#### [TASK PROMPT]
What is the number of lines that include the word "text"? Provide only that figure.

Start of SUPPLIED MATERIAL

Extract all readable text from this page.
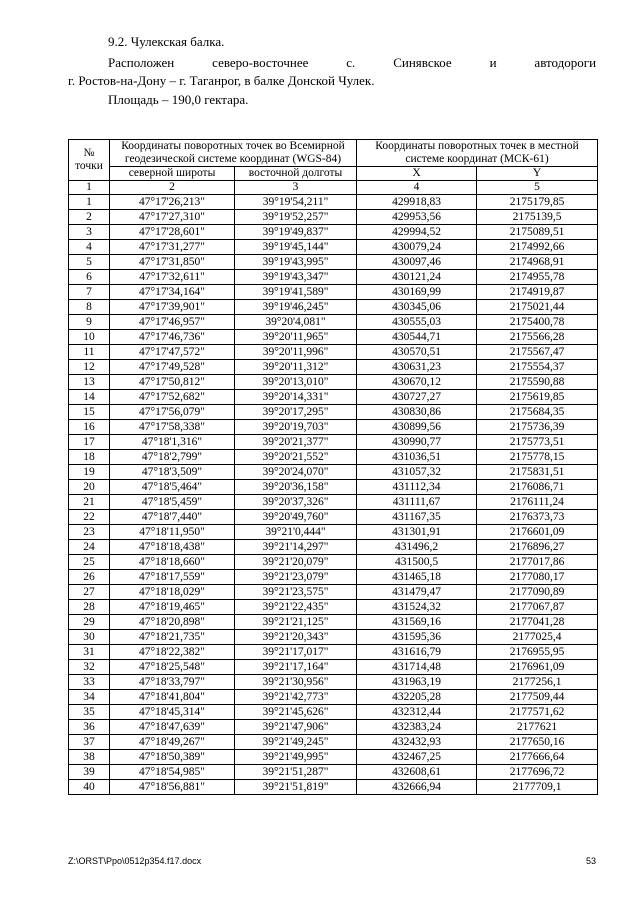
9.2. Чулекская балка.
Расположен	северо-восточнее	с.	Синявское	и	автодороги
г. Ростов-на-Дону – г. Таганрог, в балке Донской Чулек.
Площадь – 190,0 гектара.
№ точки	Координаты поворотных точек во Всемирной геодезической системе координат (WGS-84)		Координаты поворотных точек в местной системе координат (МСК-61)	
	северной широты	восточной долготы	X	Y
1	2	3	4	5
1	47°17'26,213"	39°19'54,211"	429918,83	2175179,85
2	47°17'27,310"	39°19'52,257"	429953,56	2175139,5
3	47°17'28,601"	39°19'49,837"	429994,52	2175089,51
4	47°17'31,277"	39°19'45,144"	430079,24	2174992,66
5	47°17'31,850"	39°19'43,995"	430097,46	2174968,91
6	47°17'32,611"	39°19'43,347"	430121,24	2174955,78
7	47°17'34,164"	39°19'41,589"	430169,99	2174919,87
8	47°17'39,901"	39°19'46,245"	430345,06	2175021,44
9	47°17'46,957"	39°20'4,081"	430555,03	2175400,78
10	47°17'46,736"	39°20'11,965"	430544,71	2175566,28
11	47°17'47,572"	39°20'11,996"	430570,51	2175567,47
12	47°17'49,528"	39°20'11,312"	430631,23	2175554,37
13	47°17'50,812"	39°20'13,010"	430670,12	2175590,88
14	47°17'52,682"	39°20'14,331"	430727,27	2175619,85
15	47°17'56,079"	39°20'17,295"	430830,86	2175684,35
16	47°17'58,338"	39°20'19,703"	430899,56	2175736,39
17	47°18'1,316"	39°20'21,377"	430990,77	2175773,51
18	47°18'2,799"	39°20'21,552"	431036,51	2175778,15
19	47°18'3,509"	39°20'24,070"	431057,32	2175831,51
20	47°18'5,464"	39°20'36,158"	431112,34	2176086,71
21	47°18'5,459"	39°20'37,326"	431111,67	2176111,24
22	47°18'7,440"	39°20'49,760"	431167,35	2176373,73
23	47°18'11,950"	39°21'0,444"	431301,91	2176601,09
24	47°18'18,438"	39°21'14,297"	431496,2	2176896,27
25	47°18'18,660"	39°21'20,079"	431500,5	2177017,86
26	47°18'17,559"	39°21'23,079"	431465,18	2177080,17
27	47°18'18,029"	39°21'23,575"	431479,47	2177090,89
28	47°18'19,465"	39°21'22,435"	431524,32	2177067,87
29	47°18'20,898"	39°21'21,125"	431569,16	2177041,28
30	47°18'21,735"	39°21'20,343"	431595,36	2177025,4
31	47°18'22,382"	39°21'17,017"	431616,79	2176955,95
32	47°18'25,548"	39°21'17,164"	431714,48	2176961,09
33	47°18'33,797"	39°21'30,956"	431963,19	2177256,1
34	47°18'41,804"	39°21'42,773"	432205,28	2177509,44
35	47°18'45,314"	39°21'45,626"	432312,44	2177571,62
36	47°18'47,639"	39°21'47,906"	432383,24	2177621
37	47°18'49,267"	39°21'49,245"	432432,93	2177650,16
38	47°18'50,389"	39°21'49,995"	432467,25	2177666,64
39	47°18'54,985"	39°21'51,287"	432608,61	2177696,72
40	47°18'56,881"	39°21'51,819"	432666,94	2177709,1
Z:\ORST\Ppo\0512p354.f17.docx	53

End of SUPPLIED MATERIAL
Start of SUPPLIED MATERIAL

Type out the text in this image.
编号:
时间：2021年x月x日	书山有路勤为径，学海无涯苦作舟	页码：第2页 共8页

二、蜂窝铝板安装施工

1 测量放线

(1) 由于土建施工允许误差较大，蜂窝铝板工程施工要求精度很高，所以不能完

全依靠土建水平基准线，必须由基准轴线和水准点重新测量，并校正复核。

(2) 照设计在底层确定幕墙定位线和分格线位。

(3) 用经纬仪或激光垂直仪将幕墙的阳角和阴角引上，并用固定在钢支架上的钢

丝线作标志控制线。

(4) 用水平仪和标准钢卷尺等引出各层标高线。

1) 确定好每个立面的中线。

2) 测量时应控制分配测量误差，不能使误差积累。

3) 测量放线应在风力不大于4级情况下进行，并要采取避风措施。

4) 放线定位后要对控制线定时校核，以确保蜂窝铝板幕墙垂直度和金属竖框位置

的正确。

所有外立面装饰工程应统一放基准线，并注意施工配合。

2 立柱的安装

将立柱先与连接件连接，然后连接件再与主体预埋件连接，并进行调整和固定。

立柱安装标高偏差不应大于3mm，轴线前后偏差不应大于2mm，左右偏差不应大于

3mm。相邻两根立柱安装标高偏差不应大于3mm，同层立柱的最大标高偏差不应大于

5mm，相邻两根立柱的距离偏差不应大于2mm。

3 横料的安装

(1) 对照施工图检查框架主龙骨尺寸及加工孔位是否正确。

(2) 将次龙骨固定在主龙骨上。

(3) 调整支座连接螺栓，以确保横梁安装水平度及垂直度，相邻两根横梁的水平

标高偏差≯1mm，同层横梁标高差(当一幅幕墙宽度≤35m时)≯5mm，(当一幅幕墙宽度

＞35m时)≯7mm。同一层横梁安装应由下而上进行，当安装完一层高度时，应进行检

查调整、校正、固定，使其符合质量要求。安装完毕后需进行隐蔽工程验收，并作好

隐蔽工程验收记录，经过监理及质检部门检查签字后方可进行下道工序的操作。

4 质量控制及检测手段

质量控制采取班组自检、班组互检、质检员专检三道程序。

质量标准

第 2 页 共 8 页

End of SUPPLIED MATERIAL

#### [TASK ANSWER]
2